Answer with one number only: the number of lines that include the word "Percent".

■ SUPPLIED RECORDS
━━━━━━
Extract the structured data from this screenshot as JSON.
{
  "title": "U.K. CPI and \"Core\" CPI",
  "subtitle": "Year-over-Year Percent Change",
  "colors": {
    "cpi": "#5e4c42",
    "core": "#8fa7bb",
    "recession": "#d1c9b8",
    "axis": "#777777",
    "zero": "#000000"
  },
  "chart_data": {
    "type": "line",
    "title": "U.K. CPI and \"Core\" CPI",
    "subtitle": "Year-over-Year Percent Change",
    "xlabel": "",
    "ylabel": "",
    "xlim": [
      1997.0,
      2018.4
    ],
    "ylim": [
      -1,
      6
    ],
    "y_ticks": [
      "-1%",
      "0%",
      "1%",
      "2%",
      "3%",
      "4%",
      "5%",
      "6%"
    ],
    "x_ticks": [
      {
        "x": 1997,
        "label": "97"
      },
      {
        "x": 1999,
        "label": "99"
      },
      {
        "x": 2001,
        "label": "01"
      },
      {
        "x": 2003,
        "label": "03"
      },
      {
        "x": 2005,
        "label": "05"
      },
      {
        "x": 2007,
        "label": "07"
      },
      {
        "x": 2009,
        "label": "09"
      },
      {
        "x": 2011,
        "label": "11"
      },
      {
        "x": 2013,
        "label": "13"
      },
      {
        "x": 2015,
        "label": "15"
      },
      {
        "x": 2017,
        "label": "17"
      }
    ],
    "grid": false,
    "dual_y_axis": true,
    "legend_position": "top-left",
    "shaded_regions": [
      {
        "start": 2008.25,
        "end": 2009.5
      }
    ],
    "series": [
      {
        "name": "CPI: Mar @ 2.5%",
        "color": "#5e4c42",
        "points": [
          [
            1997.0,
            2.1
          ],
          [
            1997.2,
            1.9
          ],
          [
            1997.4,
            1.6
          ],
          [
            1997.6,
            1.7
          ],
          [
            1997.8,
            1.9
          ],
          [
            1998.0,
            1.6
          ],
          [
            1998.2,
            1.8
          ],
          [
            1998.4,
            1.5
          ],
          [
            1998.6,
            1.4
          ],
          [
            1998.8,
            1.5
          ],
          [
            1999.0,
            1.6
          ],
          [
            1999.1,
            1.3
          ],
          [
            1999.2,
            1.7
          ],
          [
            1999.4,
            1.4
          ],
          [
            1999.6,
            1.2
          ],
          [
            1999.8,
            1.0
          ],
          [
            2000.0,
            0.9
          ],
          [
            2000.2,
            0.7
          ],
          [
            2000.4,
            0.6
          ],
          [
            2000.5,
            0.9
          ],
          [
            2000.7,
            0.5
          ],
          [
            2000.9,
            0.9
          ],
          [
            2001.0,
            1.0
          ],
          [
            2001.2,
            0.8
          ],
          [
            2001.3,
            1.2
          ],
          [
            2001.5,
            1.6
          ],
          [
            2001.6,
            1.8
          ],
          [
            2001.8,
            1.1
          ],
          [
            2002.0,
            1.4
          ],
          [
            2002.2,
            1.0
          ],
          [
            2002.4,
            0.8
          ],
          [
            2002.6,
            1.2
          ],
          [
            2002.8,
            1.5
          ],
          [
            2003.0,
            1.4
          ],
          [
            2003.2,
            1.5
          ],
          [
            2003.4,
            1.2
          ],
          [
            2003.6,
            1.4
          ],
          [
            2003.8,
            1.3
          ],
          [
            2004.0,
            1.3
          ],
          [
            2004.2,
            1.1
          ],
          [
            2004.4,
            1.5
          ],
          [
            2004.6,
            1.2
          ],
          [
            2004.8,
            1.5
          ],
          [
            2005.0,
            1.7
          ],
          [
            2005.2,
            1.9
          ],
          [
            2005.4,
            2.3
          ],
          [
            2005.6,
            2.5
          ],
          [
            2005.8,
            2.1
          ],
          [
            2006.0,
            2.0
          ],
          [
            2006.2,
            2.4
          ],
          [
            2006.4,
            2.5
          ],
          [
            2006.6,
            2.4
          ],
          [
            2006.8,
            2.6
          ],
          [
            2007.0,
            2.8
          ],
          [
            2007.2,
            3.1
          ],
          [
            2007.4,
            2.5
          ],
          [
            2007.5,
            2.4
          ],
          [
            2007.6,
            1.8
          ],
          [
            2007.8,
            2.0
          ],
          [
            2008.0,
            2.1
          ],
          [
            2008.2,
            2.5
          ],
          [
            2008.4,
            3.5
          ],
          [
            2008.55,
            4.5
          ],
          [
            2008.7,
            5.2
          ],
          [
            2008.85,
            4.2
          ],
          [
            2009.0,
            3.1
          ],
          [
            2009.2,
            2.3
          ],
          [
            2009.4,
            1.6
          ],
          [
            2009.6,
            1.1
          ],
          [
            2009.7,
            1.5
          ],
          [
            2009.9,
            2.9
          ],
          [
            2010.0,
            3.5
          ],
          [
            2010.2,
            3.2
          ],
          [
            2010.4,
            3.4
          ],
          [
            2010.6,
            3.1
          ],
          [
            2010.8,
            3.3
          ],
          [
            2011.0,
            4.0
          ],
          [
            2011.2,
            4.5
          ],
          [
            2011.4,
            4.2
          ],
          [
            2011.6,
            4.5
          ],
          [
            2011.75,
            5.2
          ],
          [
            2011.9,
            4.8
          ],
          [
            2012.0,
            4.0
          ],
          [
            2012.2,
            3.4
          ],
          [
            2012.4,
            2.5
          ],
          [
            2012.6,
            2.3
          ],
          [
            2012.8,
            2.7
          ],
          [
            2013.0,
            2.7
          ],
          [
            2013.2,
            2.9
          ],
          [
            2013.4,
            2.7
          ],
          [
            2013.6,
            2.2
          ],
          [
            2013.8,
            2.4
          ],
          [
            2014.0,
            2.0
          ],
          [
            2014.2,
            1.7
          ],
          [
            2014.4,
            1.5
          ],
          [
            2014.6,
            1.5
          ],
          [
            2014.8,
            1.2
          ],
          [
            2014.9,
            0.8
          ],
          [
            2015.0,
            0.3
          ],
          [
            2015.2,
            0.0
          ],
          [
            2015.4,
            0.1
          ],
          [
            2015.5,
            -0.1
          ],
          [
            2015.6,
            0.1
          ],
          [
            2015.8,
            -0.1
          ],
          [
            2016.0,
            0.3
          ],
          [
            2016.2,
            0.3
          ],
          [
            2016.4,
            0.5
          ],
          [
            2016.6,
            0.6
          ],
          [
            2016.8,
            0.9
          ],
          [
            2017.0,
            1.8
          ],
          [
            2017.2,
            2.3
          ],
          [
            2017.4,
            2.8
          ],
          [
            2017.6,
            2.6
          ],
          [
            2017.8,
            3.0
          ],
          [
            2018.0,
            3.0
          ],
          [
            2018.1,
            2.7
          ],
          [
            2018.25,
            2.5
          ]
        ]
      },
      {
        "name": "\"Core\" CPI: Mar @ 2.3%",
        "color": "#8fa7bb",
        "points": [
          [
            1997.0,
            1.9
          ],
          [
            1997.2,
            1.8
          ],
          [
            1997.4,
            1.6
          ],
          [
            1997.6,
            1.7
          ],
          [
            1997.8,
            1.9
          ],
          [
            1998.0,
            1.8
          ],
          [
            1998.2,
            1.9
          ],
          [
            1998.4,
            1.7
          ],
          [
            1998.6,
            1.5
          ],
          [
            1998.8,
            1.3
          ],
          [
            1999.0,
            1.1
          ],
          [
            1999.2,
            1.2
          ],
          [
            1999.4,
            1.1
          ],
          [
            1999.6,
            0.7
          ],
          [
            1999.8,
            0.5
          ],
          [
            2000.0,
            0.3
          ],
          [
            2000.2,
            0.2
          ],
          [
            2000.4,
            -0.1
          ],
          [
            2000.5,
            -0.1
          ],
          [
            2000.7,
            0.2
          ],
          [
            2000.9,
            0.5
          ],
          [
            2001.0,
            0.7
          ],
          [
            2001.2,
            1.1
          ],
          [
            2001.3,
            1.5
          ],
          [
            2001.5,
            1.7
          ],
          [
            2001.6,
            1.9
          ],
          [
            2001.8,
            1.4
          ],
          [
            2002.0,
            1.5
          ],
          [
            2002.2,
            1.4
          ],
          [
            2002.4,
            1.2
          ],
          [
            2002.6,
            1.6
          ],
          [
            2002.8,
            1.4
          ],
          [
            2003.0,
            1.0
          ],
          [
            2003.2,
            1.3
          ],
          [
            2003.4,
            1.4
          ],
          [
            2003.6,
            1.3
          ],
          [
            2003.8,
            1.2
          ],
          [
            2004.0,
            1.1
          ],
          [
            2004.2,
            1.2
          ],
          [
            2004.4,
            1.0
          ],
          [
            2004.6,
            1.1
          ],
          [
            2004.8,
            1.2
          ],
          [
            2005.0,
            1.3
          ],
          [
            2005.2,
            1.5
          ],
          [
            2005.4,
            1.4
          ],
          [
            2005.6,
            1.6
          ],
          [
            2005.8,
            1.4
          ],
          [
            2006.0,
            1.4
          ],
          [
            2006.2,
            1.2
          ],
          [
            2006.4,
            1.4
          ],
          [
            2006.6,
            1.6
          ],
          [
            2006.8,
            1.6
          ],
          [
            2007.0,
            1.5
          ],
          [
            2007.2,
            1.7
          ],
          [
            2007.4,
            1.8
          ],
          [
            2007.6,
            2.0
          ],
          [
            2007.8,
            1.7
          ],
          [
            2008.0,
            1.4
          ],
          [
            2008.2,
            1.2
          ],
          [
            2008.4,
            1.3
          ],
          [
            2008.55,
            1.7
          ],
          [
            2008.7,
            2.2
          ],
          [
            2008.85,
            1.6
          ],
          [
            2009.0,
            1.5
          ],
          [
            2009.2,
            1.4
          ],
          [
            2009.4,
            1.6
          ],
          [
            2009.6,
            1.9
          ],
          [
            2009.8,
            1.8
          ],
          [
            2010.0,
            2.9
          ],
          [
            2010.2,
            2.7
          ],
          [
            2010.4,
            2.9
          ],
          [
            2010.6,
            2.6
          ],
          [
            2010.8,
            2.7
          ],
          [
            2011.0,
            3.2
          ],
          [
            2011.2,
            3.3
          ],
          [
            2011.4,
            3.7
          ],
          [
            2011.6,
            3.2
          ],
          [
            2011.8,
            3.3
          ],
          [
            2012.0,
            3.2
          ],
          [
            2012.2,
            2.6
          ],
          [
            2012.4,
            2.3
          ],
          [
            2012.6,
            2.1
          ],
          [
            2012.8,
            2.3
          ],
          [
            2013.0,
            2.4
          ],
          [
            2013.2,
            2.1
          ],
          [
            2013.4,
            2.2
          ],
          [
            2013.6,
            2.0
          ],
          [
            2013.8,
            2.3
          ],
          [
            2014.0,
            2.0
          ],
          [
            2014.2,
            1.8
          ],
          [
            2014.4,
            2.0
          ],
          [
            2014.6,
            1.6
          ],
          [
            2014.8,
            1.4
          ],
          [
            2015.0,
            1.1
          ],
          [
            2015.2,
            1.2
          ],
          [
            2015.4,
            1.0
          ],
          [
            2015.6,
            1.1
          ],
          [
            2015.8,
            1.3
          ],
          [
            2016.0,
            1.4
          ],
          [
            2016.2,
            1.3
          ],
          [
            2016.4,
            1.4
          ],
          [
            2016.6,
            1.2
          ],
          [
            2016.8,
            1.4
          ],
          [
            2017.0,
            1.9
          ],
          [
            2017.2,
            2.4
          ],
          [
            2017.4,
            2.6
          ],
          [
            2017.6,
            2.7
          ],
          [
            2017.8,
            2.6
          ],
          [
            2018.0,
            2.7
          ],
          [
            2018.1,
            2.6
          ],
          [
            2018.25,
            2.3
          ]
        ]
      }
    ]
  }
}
━━━━━━
■ RESULT
2